[Dataset entries]
━━━━

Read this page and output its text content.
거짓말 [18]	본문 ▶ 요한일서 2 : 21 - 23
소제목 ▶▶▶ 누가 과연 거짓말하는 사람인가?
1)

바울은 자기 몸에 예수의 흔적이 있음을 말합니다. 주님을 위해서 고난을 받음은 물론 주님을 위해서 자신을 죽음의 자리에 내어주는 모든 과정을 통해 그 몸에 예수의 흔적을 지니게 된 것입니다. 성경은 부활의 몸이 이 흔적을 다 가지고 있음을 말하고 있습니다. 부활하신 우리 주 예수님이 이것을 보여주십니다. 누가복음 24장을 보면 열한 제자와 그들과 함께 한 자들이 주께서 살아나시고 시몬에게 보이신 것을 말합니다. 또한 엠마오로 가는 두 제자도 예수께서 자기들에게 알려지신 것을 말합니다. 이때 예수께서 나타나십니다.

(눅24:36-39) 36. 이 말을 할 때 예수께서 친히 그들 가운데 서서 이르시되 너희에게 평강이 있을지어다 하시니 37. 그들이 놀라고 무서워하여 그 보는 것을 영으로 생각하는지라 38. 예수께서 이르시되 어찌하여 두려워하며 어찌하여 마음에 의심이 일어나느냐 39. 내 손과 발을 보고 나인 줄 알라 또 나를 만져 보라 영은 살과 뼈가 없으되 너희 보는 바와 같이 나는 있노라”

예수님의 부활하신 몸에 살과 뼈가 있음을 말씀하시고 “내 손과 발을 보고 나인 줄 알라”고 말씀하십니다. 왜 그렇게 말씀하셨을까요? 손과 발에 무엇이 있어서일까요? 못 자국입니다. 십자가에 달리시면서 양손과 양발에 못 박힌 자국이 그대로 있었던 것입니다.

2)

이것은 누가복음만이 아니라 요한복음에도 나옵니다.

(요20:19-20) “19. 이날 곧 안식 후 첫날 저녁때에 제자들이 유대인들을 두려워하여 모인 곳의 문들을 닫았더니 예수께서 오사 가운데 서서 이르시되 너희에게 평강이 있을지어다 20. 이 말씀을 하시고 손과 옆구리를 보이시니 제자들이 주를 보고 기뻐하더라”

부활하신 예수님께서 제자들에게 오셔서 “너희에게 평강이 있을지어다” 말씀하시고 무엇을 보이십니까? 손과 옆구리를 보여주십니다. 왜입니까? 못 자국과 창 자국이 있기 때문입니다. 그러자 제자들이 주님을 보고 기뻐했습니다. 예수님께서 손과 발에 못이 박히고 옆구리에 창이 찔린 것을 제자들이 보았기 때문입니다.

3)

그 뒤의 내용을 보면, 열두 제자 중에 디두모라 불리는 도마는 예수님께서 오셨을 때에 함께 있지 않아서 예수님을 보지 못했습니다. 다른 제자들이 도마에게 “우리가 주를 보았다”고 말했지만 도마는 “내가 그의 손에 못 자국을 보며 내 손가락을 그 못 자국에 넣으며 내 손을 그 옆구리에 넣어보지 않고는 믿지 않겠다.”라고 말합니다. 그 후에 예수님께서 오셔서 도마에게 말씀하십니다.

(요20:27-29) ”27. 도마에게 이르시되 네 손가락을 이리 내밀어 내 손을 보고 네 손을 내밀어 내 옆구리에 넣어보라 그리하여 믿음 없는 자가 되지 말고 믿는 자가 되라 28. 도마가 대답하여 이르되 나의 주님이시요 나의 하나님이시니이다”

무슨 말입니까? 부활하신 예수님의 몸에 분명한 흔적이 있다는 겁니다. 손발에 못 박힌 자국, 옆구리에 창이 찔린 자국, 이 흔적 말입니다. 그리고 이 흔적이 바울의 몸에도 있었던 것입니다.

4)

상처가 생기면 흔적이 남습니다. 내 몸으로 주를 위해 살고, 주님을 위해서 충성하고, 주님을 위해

━━━━

- Directive
Pick out the lines containing the string "부활하신" and show them.

- Result of this task
바울은 자기 몸에 예수의 흔적이 있음을 말합니다. 주님을 위해서 고난을 받음은 물론 주님을 위해서 자신을 죽음의 자리에 내어주는 모든 과정을 통해 그 몸에 예수의 흔적을 지니게 된 것입니다. 성경은 부활의 몸이 이 흔적을 다 가지고 있음을 말하고 있습니다. 부활하신 우리 주 예수님이 이것을 보여주십니다. 누가복음 24장을 보면 열한 제자와 그들과 함께 한 자들이 주께서 살아나시고 시몬에게 보이신 것을 말합니다. 또한 엠마오로 가는 두 제자도 예수께서 자기들에게 알려지신 것을 말합니다. 이때 예수께서 나타나십니다.
예수님의 부활하신 몸에 살과 뼈가 있음을 말씀하시고 “내 손과 발을 보고 나인 줄 알라”고 말씀하십니다. 왜 그렇게 말씀하셨을까요? 손과 발에 무엇이 있어서일까요? 못 자국입니다. 십자가에 달리시면서 양손과 양발에 못 박힌 자국이 그대로 있었던 것입니다.
부활하신 예수님께서 제자들에게 오셔서 “너희에게 평강이 있을지어다” 말씀하시고 무엇을 보이십니까? 손과 옆구리를 보여주십니다. 왜입니까? 못 자국과 창 자국이 있기 때문입니다. 그러자 제자들이 주님을 보고 기뻐했습니다. 예수님께서 손과 발에 못이 박히고 옆구리에 창이 찔린 것을 제자들이 보았기 때문입니다.
무슨 말입니까? 부활하신 예수님의 몸에 분명한 흔적이 있다는 겁니다. 손발에 못 박힌 자국, 옆구리에 창이 찔린 자국, 이 흔적 말입니다. 그리고 이 흔적이 바울의 몸에도 있었던 것입니다.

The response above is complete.